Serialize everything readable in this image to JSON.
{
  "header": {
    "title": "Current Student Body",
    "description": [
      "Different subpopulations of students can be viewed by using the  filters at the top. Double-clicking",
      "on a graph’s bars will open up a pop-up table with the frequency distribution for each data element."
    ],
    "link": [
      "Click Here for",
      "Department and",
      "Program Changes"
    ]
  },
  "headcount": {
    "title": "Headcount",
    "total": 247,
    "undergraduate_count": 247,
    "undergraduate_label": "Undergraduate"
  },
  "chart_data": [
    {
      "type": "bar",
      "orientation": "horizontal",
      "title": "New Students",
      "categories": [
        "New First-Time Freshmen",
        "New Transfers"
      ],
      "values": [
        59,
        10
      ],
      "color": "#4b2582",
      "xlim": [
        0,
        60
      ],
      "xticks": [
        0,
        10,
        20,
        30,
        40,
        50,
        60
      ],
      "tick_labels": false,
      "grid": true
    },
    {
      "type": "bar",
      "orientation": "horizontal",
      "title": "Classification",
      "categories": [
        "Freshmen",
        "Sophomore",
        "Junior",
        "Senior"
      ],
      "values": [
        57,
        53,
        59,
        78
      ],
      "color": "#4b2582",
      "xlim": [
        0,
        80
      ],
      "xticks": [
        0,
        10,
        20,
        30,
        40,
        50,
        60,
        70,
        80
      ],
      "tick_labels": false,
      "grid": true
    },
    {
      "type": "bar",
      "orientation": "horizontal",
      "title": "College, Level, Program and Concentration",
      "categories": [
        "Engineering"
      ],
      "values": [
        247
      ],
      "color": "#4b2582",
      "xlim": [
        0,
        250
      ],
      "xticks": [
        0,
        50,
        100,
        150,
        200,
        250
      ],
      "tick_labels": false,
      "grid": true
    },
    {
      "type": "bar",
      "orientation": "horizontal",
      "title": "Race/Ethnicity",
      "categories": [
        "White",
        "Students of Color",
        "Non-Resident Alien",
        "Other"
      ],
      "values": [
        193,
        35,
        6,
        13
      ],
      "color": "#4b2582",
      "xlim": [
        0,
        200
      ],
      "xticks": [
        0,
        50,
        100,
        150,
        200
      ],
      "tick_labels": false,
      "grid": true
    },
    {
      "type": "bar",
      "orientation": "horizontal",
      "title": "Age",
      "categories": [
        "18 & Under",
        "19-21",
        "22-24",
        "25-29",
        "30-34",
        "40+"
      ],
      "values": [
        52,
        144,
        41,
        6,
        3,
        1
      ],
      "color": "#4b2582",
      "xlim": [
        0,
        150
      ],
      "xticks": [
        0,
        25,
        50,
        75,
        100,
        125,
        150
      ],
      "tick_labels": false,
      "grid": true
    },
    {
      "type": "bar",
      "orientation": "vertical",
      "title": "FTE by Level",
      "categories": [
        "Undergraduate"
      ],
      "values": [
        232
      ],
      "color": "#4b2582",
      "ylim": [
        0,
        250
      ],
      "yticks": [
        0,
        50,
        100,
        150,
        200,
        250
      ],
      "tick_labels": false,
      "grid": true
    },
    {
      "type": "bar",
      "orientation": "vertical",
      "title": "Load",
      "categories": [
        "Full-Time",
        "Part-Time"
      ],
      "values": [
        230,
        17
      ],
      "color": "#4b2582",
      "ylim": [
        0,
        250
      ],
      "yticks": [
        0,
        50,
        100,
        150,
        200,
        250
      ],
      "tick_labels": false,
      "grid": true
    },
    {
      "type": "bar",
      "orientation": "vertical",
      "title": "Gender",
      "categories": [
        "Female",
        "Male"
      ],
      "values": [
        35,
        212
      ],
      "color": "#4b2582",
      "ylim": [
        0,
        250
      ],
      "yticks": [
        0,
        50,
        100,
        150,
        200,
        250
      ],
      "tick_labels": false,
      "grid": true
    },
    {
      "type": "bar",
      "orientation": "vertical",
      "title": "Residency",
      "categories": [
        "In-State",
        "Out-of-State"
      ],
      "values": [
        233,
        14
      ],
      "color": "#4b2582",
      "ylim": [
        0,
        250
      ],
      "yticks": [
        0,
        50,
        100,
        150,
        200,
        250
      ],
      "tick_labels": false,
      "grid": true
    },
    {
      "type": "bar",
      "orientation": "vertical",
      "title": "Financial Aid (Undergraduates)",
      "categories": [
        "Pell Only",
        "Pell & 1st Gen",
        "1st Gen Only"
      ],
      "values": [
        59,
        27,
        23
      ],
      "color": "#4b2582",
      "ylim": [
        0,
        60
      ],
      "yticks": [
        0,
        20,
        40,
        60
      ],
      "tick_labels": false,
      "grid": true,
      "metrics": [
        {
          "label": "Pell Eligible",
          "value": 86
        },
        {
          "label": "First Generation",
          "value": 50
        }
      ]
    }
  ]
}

- - - - - - -

## [What is being asked]
The records above should be restated word for word, please.

## [Finished task]
Serialize everything readable in this image to JSON.
{
  "header": {
    "title": "Current Student Body",
    "description": [
      "Different subpopulations of students can be viewed by using the  filters at the top. Double-clicking",
      "on a graph’s bars will open up a pop-up table with the frequency distribution for each data element."
    ],
    "link": [
      "Click Here for",
      "Department and",
      "Program Changes"
    ]
  },
  "headcount": {
    "title": "Headcount",
    "total": 247,
    "undergraduate_count": 247,
    "undergraduate_label": "Undergraduate"
  },
  "chart_data": [
    {
      "type": "bar",
      "orientation": "horizontal",
      "title": "New Students",
      "categories": [
        "New First-Time Freshmen",
        "New Transfers"
      ],
      "values": [
        59,
        10
      ],
      "color": "#4b2582",
      "xlim": [
        0,
        60
      ],
      "xticks": [
        0,
        10,
        20,
        30,
        40,
        50,
        60
      ],
      "tick_labels": false,
      "grid": true
    },
    {
      "type": "bar",
      "orientation": "horizontal",
      "title": "Classification",
      "categories": [
        "Freshmen",
        "Sophomore",
        "Junior",
        "Senior"
      ],
      "values": [
        57,
        53,
        59,
        78
      ],
      "color": "#4b2582",
      "xlim": [
        0,
        80
      ],
      "xticks": [
        0,
        10,
        20,
        30,
        40,
        50,
        60,
        70,
        80
      ],
      "tick_labels": false,
      "grid": true
    },
    {
      "type": "bar",
      "orientation": "horizontal",
      "title": "College, Level, Program and Concentration",
      "categories": [
        "Engineering"
      ],
      "values": [
        247
      ],
      "color": "#4b2582",
      "xlim": [
        0,
        250
      ],
      "xticks": [
        0,
        50,
        100,
        150,
        200,
        250
      ],
      "tick_labels": false,
      "grid": true
    },
    {
      "type": "bar",
      "orientation": "horizontal",
      "title": "Race/Ethnicity",
      "categories": [
        "White",
        "Students of Color",
        "Non-Resident Alien",
        "Other"
      ],
      "values": [
        193,
        35,
        6,
        13
      ],
      "color": "#4b2582",
      "xlim": [
        0,
        200
      ],
      "xticks": [
        0,
        50,
        100,
        150,
        200
      ],
      "tick_labels": false,
      "grid": true
    },
    {
      "type": "bar",
      "orientation": "horizontal",
      "title": "Age",
      "categories": [
        "18 & Under",
        "19-21",
        "22-24",
        "25-29",
        "30-34",
        "40+"
      ],
      "values": [
        52,
        144,
        41,
        6,
        3,
        1
      ],
      "color": "#4b2582",
      "xlim": [
        0,
        150
      ],
      "xticks": [
        0,
        25,
        50,
        75,
        100,
        125,
        150
      ],
      "tick_labels": false,
      "grid": true
    },
    {
      "type": "bar",
      "orientation": "vertical",
      "title": "FTE by Level",
      "categories": [
        "Undergraduate"
      ],
      "values": [
        232
      ],
      "color": "#4b2582",
      "ylim": [
        0,
        250
      ],
      "yticks": [
        0,
        50,
        100,
        150,
        200,
        250
      ],
      "tick_labels": false,
      "grid": true
    },
    {
      "type": "bar",
      "orientation": "vertical",
      "title": "Load",
      "categories": [
        "Full-Time",
        "Part-Time"
      ],
      "values": [
        230,
        17
      ],
      "color": "#4b2582",
      "ylim": [
        0,
        250
      ],
      "yticks": [
        0,
        50,
        100,
        150,
        200,
        250
      ],
      "tick_labels": false,
      "grid": true
    },
    {
      "type": "bar",
      "orientation": "vertical",
      "title": "Gender",
      "categories": [
        "Female",
        "Male"
      ],
      "values": [
        35,
        212
      ],
      "color": "#4b2582",
      "ylim": [
        0,
        250
      ],
      "yticks": [
        0,
        50,
        100,
        150,
        200,
        250
      ],
      "tick_labels": false,
      "grid": true
    },
    {
      "type": "bar",
      "orientation": "vertical",
      "title": "Residency",
      "categories": [
        "In-State",
        "Out-of-State"
      ],
      "values": [
        233,
        14
      ],
      "color": "#4b2582",
      "ylim": [
        0,
        250
      ],
      "yticks": [
        0,
        50,
        100,
        150,
        200,
        250
      ],
      "tick_labels": false,
      "grid": true
    },
    {
      "type": "bar",
      "orientation": "vertical",
      "title": "Financial Aid (Undergraduates)",
      "categories": [
        "Pell Only",
        "Pell & 1st Gen",
        "1st Gen Only"
      ],
      "values": [
        59,
        27,
        23
      ],
      "color": "#4b2582",
      "ylim": [
        0,
        60
      ],
      "yticks": [
        0,
        20,
        40,
        60
      ],
      "tick_labels": false,
      "grid": true,
      "metrics": [
        {
          "label": "Pell Eligible",
          "value": 86
        },
        {
          "label": "First Generation",
          "value": 50
        }
      ]
    }
  ]
}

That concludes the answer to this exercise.